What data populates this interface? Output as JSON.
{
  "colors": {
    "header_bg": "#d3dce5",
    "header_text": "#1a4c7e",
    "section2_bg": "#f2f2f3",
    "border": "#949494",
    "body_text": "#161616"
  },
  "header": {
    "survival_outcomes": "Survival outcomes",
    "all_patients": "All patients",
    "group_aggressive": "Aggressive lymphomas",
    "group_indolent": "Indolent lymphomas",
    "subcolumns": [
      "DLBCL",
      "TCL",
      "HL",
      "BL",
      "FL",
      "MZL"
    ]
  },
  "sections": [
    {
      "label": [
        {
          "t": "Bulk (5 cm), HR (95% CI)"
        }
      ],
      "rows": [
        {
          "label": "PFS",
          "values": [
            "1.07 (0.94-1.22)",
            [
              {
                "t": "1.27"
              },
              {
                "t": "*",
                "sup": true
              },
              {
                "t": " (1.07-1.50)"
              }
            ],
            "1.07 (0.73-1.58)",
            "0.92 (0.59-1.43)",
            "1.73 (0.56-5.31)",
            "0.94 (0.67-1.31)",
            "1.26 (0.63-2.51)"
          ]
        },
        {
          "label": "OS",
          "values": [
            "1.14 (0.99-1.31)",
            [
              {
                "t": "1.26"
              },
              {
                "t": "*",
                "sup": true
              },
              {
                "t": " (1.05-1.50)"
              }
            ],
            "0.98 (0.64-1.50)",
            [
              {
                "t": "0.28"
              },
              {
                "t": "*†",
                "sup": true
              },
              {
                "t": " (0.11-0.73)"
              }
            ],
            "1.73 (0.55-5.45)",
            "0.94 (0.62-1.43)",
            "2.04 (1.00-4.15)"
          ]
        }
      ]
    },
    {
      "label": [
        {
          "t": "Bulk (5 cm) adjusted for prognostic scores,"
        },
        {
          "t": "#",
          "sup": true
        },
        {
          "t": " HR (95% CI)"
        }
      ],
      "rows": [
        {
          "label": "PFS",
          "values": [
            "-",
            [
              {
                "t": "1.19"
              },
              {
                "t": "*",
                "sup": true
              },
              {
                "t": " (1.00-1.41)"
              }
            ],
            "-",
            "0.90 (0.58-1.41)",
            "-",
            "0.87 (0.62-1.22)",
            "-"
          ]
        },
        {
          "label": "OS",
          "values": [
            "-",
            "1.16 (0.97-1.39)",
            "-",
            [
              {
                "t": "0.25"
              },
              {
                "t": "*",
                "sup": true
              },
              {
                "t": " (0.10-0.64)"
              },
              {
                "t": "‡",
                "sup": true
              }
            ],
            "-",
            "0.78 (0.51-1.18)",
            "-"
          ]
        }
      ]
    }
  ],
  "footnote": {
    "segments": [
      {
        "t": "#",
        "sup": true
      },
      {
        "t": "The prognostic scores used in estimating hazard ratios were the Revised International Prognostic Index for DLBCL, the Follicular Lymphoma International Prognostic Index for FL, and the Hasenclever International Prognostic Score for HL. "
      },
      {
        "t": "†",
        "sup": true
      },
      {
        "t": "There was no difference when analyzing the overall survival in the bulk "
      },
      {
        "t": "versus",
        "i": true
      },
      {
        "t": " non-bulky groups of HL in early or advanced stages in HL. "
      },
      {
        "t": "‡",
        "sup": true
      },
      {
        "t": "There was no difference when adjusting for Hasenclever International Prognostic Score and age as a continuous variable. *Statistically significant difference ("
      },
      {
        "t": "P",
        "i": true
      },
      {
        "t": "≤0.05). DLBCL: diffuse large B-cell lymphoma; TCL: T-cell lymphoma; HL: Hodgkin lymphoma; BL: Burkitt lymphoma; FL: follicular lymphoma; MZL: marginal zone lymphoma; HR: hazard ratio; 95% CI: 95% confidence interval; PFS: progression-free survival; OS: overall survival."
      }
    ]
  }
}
+-------+
Work item - Search the listing for the string "lymphomas". Copy each line where it is found.

Response to this task -
    "group_aggressive": "Aggressive lymphomas",
    "group_indolent": "Indolent lymphomas",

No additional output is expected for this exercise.